● Data supplied
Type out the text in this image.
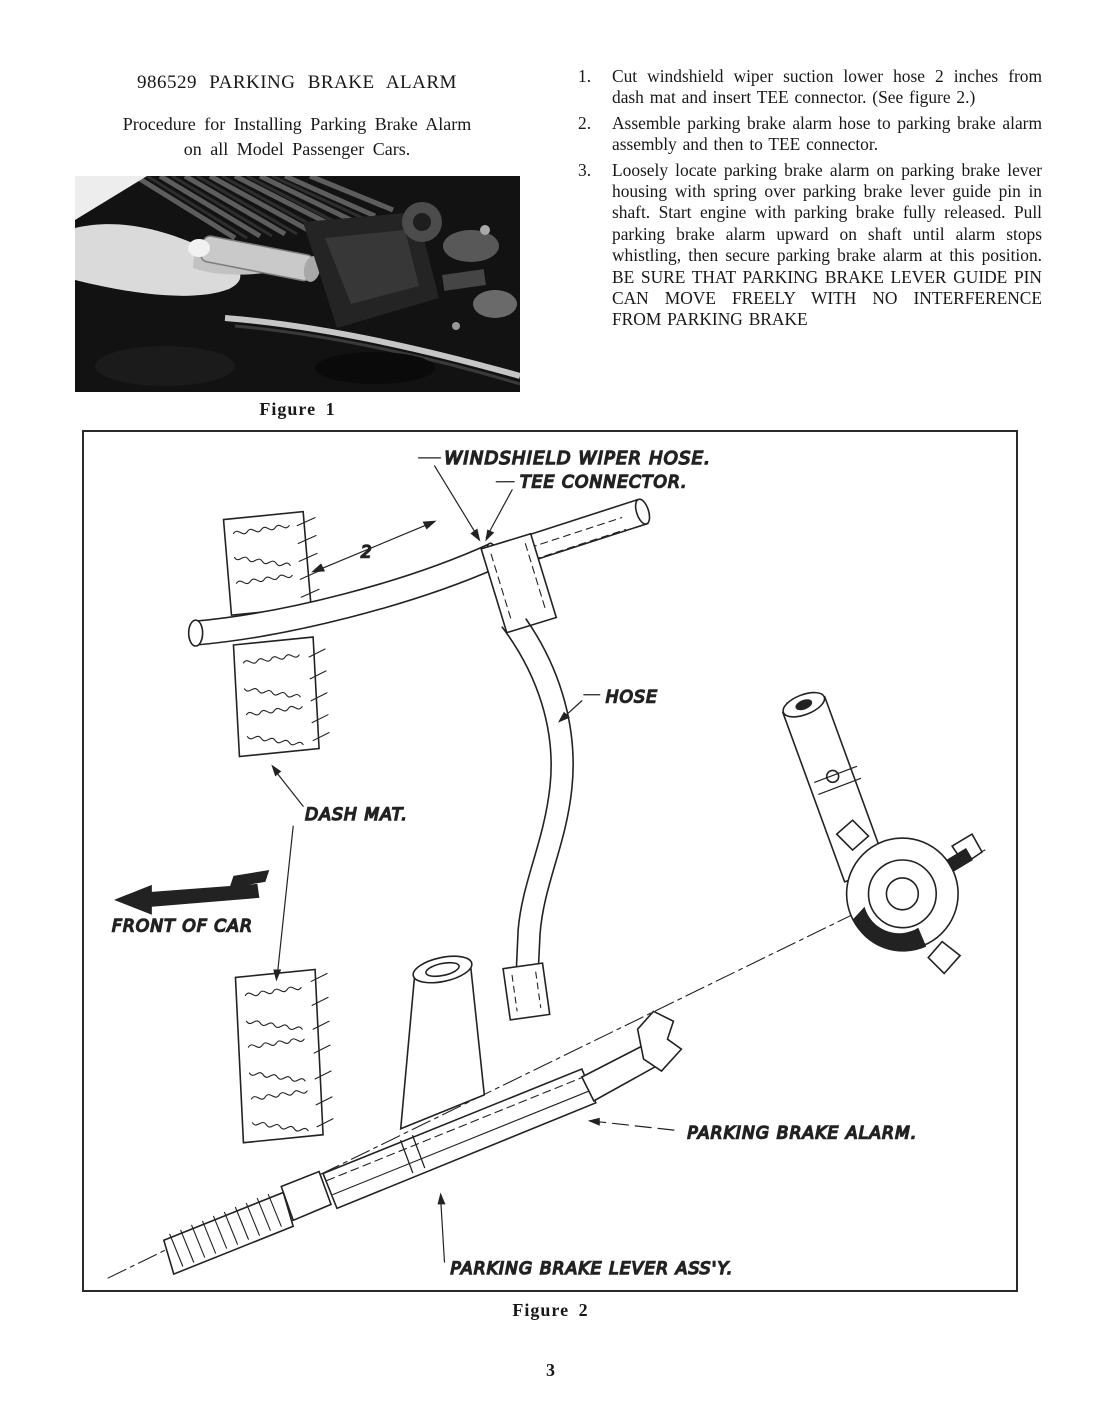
986529 PARKING BRAKE ALARM
Procedure for Installing Parking Brake Alarm
on all Model Passenger Cars.
Figure 1
1.	Cut windshield wiper suction lower hose 2 inches from dash mat and insert TEE connector. (See figure 2.)
2.	Assemble parking brake alarm hose to parking brake alarm assembly and then to TEE connector.
3.	Loosely locate parking brake alarm on parking brake lever housing with spring over parking brake lever guide pin in shaft. Start engine with parking brake fully released. Pull parking brake alarm upward on shaft until alarm stops whistling, then secure parking brake alarm at this position. BE SURE THAT PARKING BRAKE LEVER GUIDE PIN CAN MOVE FREELY WITH NO INTERFERENCE FROM PARKING BRAKE
WINDSHIELD WIPER HOSE.
TEE CONNECTOR.
2
HOSE
DASH MAT.
FRONT OF CAR
PARKING BRAKE ALARM.
PARKING BRAKE LEVER ASS'Y.
Figure 2
3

● The task
Each line of the data should be quoted exactly, with pictures left out.

● Solution to this problem
Type out the text in this image.
986529 PARKING BRAKE ALARM
Procedure for Installing Parking Brake Alarm
on all Model Passenger Cars.
Figure 1
1.	Cut windshield wiper suction lower hose 2 inches from dash mat and insert TEE connector. (See figure 2.)
2.	Assemble parking brake alarm hose to parking brake alarm assembly and then to TEE connector.
3.	Loosely locate parking brake alarm on parking brake lever housing with spring over parking brake lever guide pin in shaft. Start engine with parking brake fully released. Pull parking brake alarm upward on shaft until alarm stops whistling, then secure parking brake alarm at this position. BE SURE THAT PARKING BRAKE LEVER GUIDE PIN CAN MOVE FREELY WITH NO INTERFERENCE FROM PARKING BRAKE
WINDSHIELD WIPER HOSE.
TEE CONNECTOR.
2
HOSE
DASH MAT.
FRONT OF CAR
PARKING BRAKE ALARM.
PARKING BRAKE LEVER ASS'Y.
Figure 2
3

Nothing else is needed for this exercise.